* begin ENTRIES SUPPLIED *

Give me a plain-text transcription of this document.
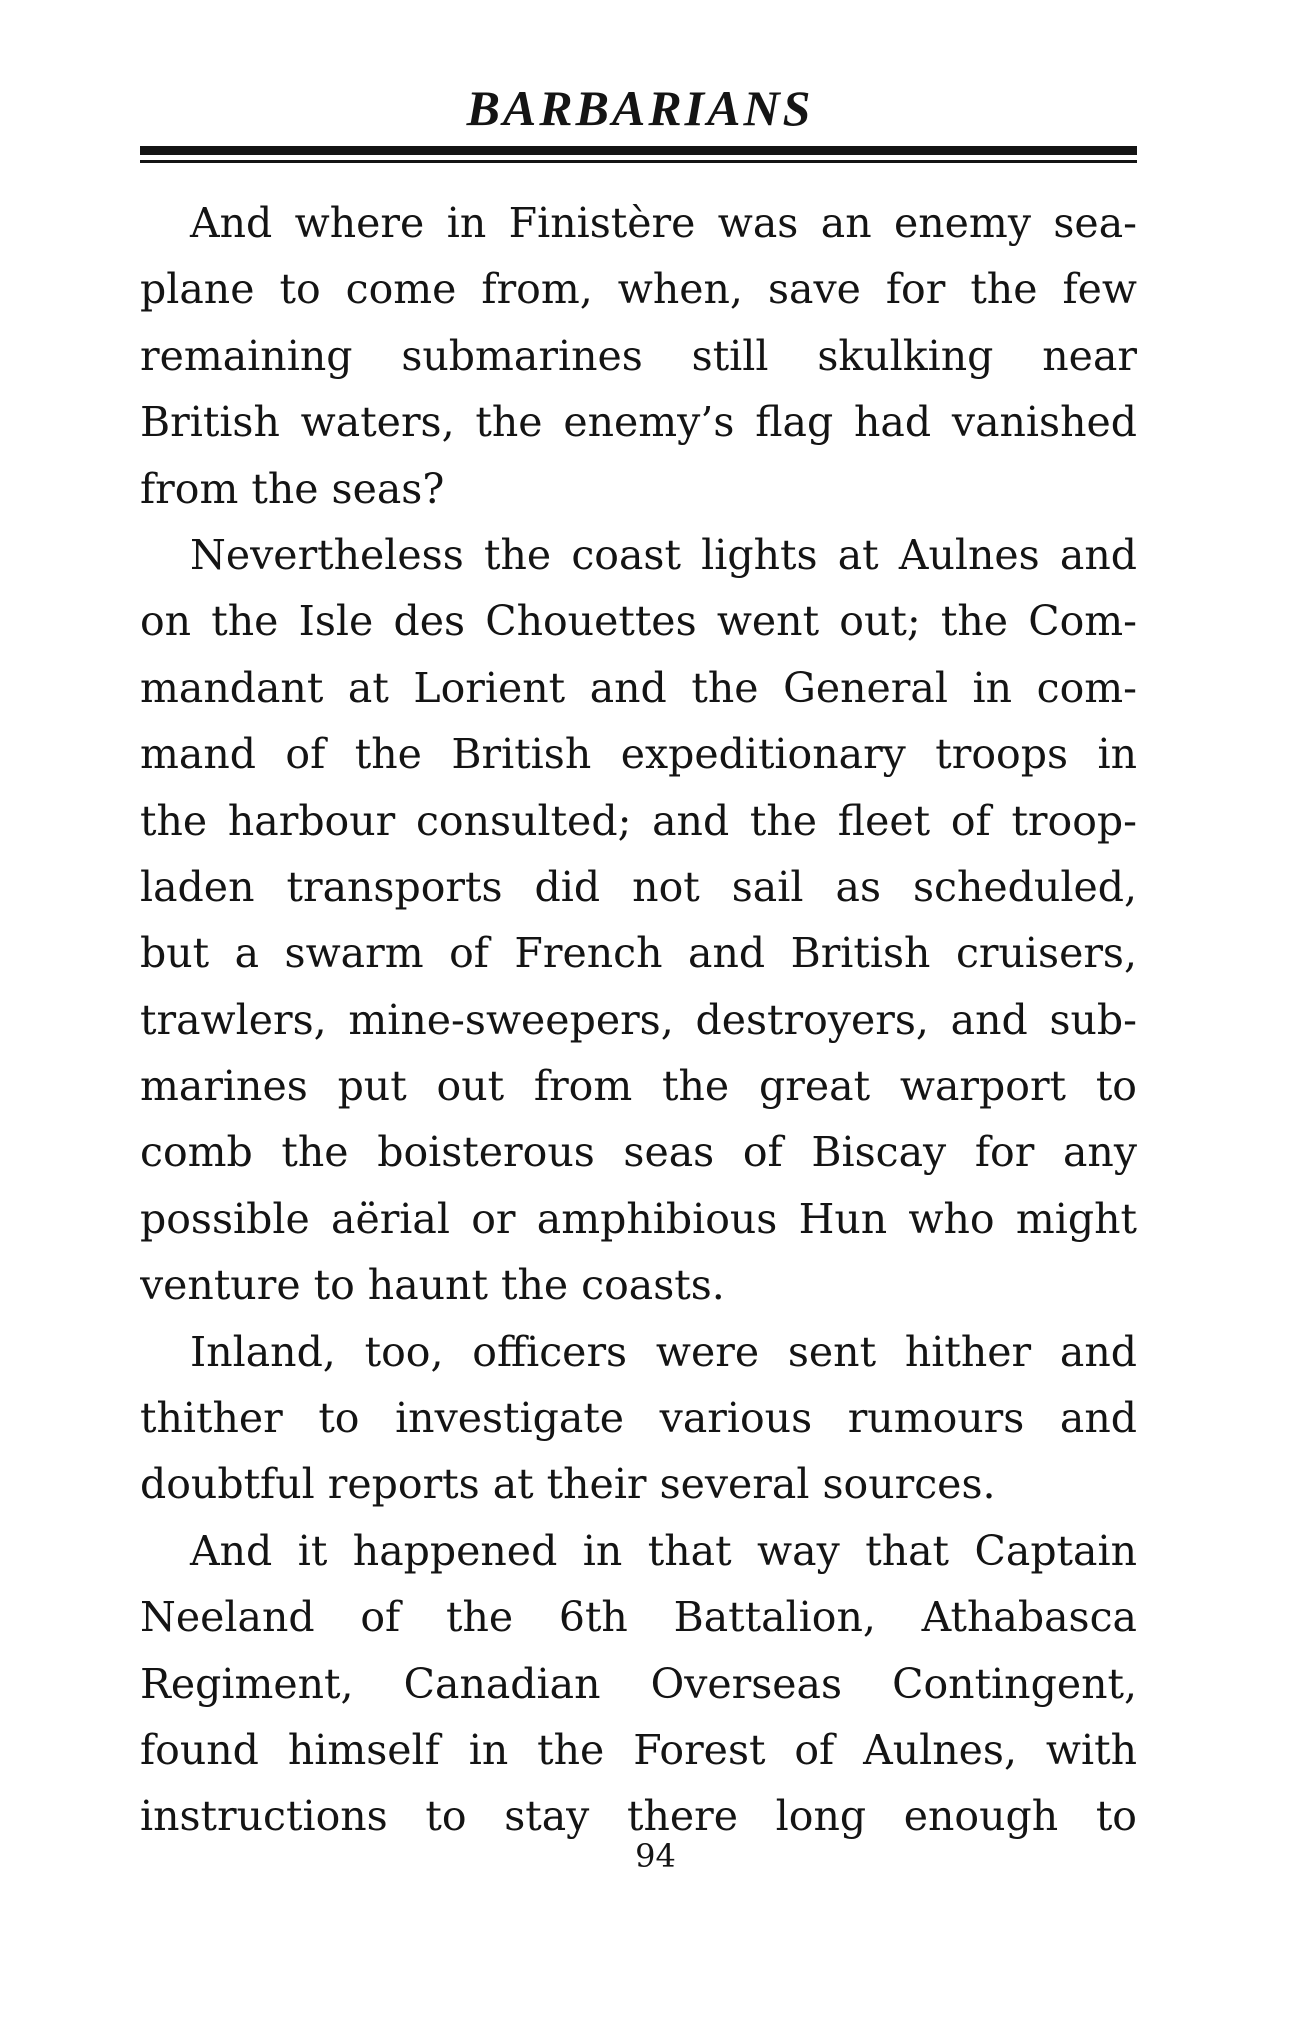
BARBARIANS
And where in Finistère was an enemy sea-
plane to come from, when, save for the few
remaining submarines still skulking near
British waters, the enemy’s flag had vanished
from the seas?
Nevertheless the coast lights at Aulnes and
on the Isle des Chouettes went out; the Com-
mandant at Lorient and the General in com-
mand of the British expeditionary troops in
the harbour consulted; and the fleet of troop-
laden transports did not sail as scheduled,
but a swarm of French and British cruisers,
trawlers, mine-sweepers, destroyers, and sub-
marines put out from the great warport to
comb the boisterous seas of Biscay for any
possible aërial or amphibious Hun who might
venture to haunt the coasts.
Inland, too, officers were sent hither and
thither to investigate various rumours and
doubtful reports at their several sources.
And it happened in that way that Captain
Neeland of the 6th Battalion, Athabasca
Regiment, Canadian Overseas Contingent,
found himself in the Forest of Aulnes, with
instructions to stay there long enough to
94
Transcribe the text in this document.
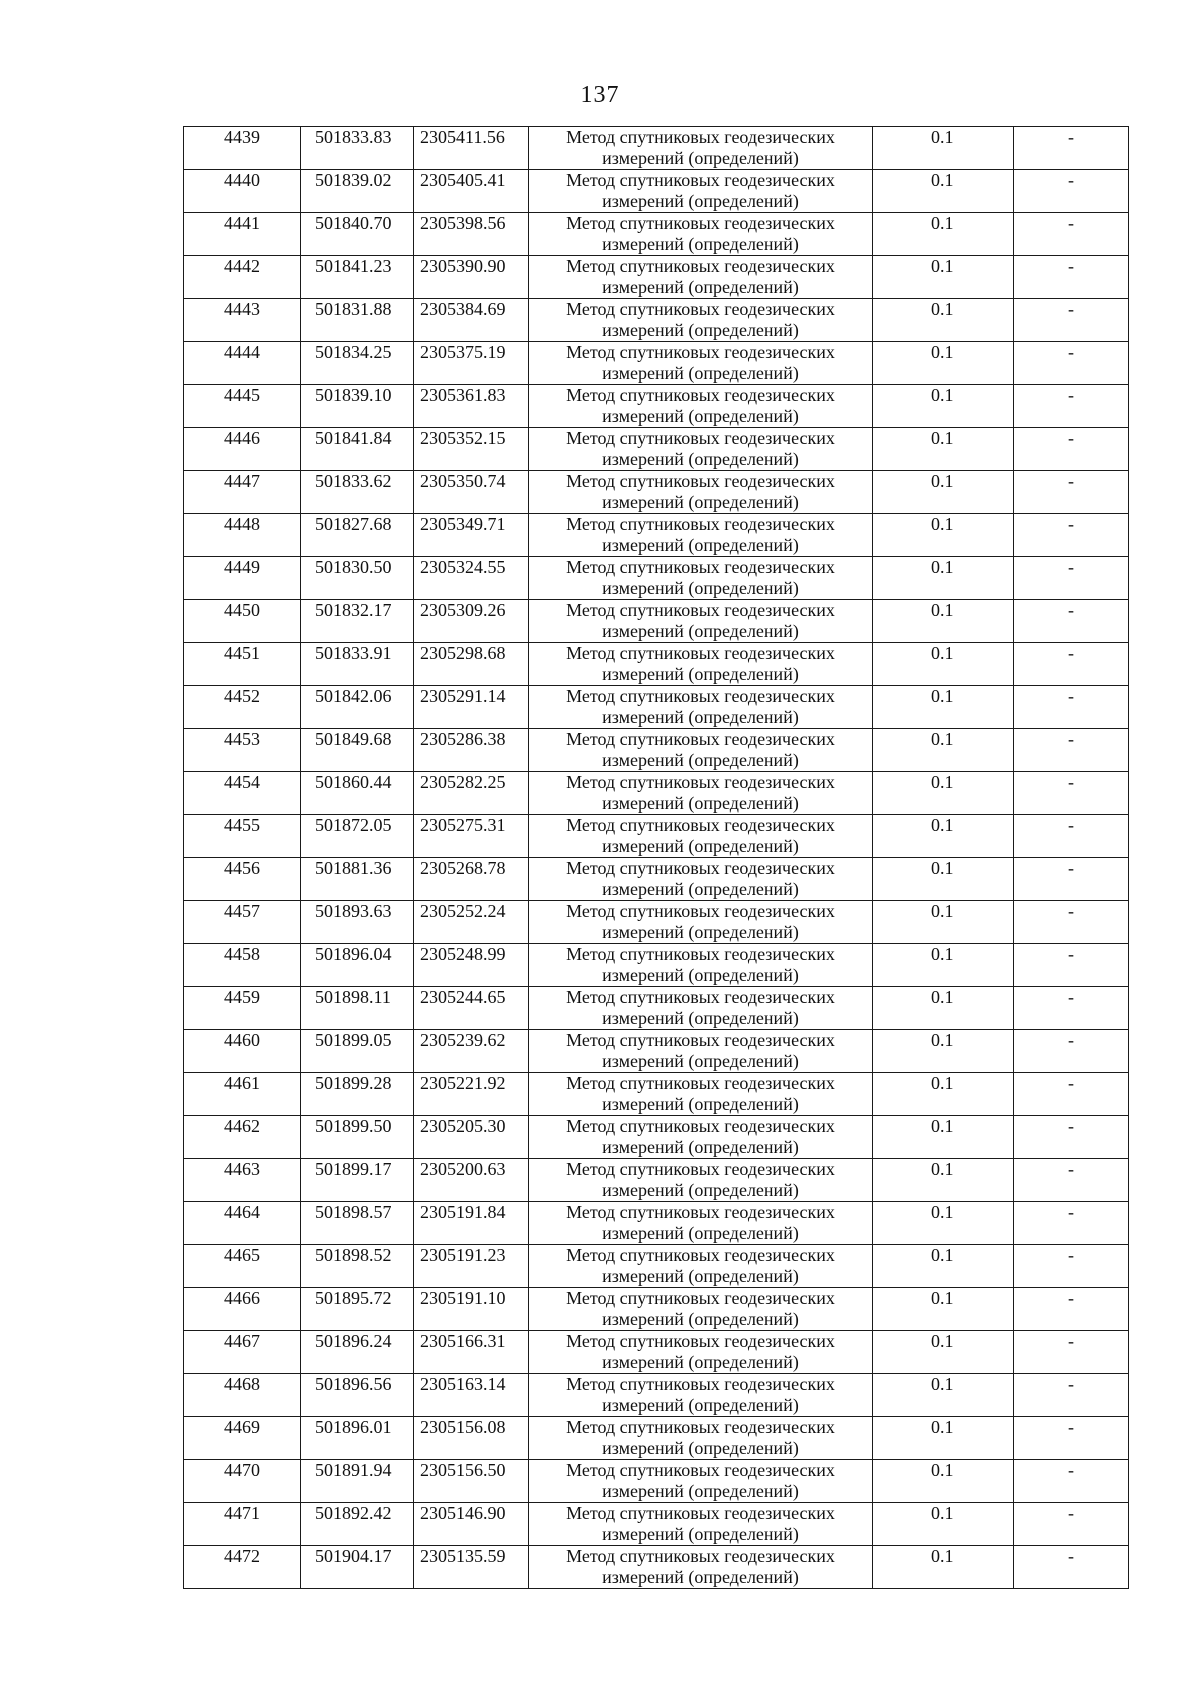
137
4439	501833.83	2305411.56	Метод спутниковых геодезических
измерений (определений)	0.1	-
4440	501839.02	2305405.41	Метод спутниковых геодезических
измерений (определений)	0.1	-
4441	501840.70	2305398.56	Метод спутниковых геодезических
измерений (определений)	0.1	-
4442	501841.23	2305390.90	Метод спутниковых геодезических
измерений (определений)	0.1	-
4443	501831.88	2305384.69	Метод спутниковых геодезических
измерений (определений)	0.1	-
4444	501834.25	2305375.19	Метод спутниковых геодезических
измерений (определений)	0.1	-
4445	501839.10	2305361.83	Метод спутниковых геодезических
измерений (определений)	0.1	-
4446	501841.84	2305352.15	Метод спутниковых геодезических
измерений (определений)	0.1	-
4447	501833.62	2305350.74	Метод спутниковых геодезических
измерений (определений)	0.1	-
4448	501827.68	2305349.71	Метод спутниковых геодезических
измерений (определений)	0.1	-
4449	501830.50	2305324.55	Метод спутниковых геодезических
измерений (определений)	0.1	-
4450	501832.17	2305309.26	Метод спутниковых геодезических
измерений (определений)	0.1	-
4451	501833.91	2305298.68	Метод спутниковых геодезических
измерений (определений)	0.1	-
4452	501842.06	2305291.14	Метод спутниковых геодезических
измерений (определений)	0.1	-
4453	501849.68	2305286.38	Метод спутниковых геодезических
измерений (определений)	0.1	-
4454	501860.44	2305282.25	Метод спутниковых геодезических
измерений (определений)	0.1	-
4455	501872.05	2305275.31	Метод спутниковых геодезических
измерений (определений)	0.1	-
4456	501881.36	2305268.78	Метод спутниковых геодезических
измерений (определений)	0.1	-
4457	501893.63	2305252.24	Метод спутниковых геодезических
измерений (определений)	0.1	-
4458	501896.04	2305248.99	Метод спутниковых геодезических
измерений (определений)	0.1	-
4459	501898.11	2305244.65	Метод спутниковых геодезических
измерений (определений)	0.1	-
4460	501899.05	2305239.62	Метод спутниковых геодезических
измерений (определений)	0.1	-
4461	501899.28	2305221.92	Метод спутниковых геодезических
измерений (определений)	0.1	-
4462	501899.50	2305205.30	Метод спутниковых геодезических
измерений (определений)	0.1	-
4463	501899.17	2305200.63	Метод спутниковых геодезических
измерений (определений)	0.1	-
4464	501898.57	2305191.84	Метод спутниковых геодезических
измерений (определений)	0.1	-
4465	501898.52	2305191.23	Метод спутниковых геодезических
измерений (определений)	0.1	-
4466	501895.72	2305191.10	Метод спутниковых геодезических
измерений (определений)	0.1	-
4467	501896.24	2305166.31	Метод спутниковых геодезических
измерений (определений)	0.1	-
4468	501896.56	2305163.14	Метод спутниковых геодезических
измерений (определений)	0.1	-
4469	501896.01	2305156.08	Метод спутниковых геодезических
измерений (определений)	0.1	-
4470	501891.94	2305156.50	Метод спутниковых геодезических
измерений (определений)	0.1	-
4471	501892.42	2305146.90	Метод спутниковых геодезических
измерений (определений)	0.1	-
4472	501904.17	2305135.59	Метод спутниковых геодезических
измерений (определений)	0.1	-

* end ENTRIES SUPPLIED *

## INSTRUCTION
Repeat the data exactly in full, omitting its pictures.

## SOLUTION
Give me a plain-text transcription of this document.
BARBARIANS
And where in Finistère was an enemy sea-
plane to come from, when, save for the few
remaining submarines still skulking near
British waters, the enemy’s flag had vanished
from the seas?
Nevertheless the coast lights at Aulnes and
on the Isle des Chouettes went out; the Com-
mandant at Lorient and the General in com-
mand of the British expeditionary troops in
the harbour consulted; and the fleet of troop-
laden transports did not sail as scheduled,
but a swarm of French and British cruisers,
trawlers, mine-sweepers, destroyers, and sub-
marines put out from the great warport to
comb the boisterous seas of Biscay for any
possible aërial or amphibious Hun who might
venture to haunt the coasts.
Inland, too, officers were sent hither and
thither to investigate various rumours and
doubtful reports at their several sources.
And it happened in that way that Captain
Neeland of the 6th Battalion, Athabasca
Regiment, Canadian Overseas Contingent,
found himself in the Forest of Aulnes, with
instructions to stay there long enough to
94
Transcribe the text in this document.
137
4439	501833.83	2305411.56	Метод спутниковых геодезических
измерений (определений)	0.1	-
4440	501839.02	2305405.41	Метод спутниковых геодезических
измерений (определений)	0.1	-
4441	501840.70	2305398.56	Метод спутниковых геодезических
измерений (определений)	0.1	-
4442	501841.23	2305390.90	Метод спутниковых геодезических
измерений (определений)	0.1	-
4443	501831.88	2305384.69	Метод спутниковых геодезических
измерений (определений)	0.1	-
4444	501834.25	2305375.19	Метод спутниковых геодезических
измерений (определений)	0.1	-
4445	501839.10	2305361.83	Метод спутниковых геодезических
измерений (определений)	0.1	-
4446	501841.84	2305352.15	Метод спутниковых геодезических
измерений (определений)	0.1	-
4447	501833.62	2305350.74	Метод спутниковых геодезических
измерений (определений)	0.1	-
4448	501827.68	2305349.71	Метод спутниковых геодезических
измерений (определений)	0.1	-
4449	501830.50	2305324.55	Метод спутниковых геодезических
измерений (определений)	0.1	-
4450	501832.17	2305309.26	Метод спутниковых геодезических
измерений (определений)	0.1	-
4451	501833.91	2305298.68	Метод спутниковых геодезических
измерений (определений)	0.1	-
4452	501842.06	2305291.14	Метод спутниковых геодезических
измерений (определений)	0.1	-
4453	501849.68	2305286.38	Метод спутниковых геодезических
измерений (определений)	0.1	-
4454	501860.44	2305282.25	Метод спутниковых геодезических
измерений (определений)	0.1	-
4455	501872.05	2305275.31	Метод спутниковых геодезических
измерений (определений)	0.1	-
4456	501881.36	2305268.78	Метод спутниковых геодезических
измерений (определений)	0.1	-
4457	501893.63	2305252.24	Метод спутниковых геодезических
измерений (определений)	0.1	-
4458	501896.04	2305248.99	Метод спутниковых геодезических
измерений (определений)	0.1	-
4459	501898.11	2305244.65	Метод спутниковых геодезических
измерений (определений)	0.1	-
4460	501899.05	2305239.62	Метод спутниковых геодезических
измерений (определений)	0.1	-
4461	501899.28	2305221.92	Метод спутниковых геодезических
измерений (определений)	0.1	-
4462	501899.50	2305205.30	Метод спутниковых геодезических
измерений (определений)	0.1	-
4463	501899.17	2305200.63	Метод спутниковых геодезических
измерений (определений)	0.1	-
4464	501898.57	2305191.84	Метод спутниковых геодезических
измерений (определений)	0.1	-
4465	501898.52	2305191.23	Метод спутниковых геодезических
измерений (определений)	0.1	-
4466	501895.72	2305191.10	Метод спутниковых геодезических
измерений (определений)	0.1	-
4467	501896.24	2305166.31	Метод спутниковых геодезических
измерений (определений)	0.1	-
4468	501896.56	2305163.14	Метод спутниковых геодезических
измерений (определений)	0.1	-
4469	501896.01	2305156.08	Метод спутниковых геодезических
измерений (определений)	0.1	-
4470	501891.94	2305156.50	Метод спутниковых геодезических
измерений (определений)	0.1	-
4471	501892.42	2305146.90	Метод спутниковых геодезических
измерений (определений)	0.1	-
4472	501904.17	2305135.59	Метод спутниковых геодезических
измерений (определений)	0.1	-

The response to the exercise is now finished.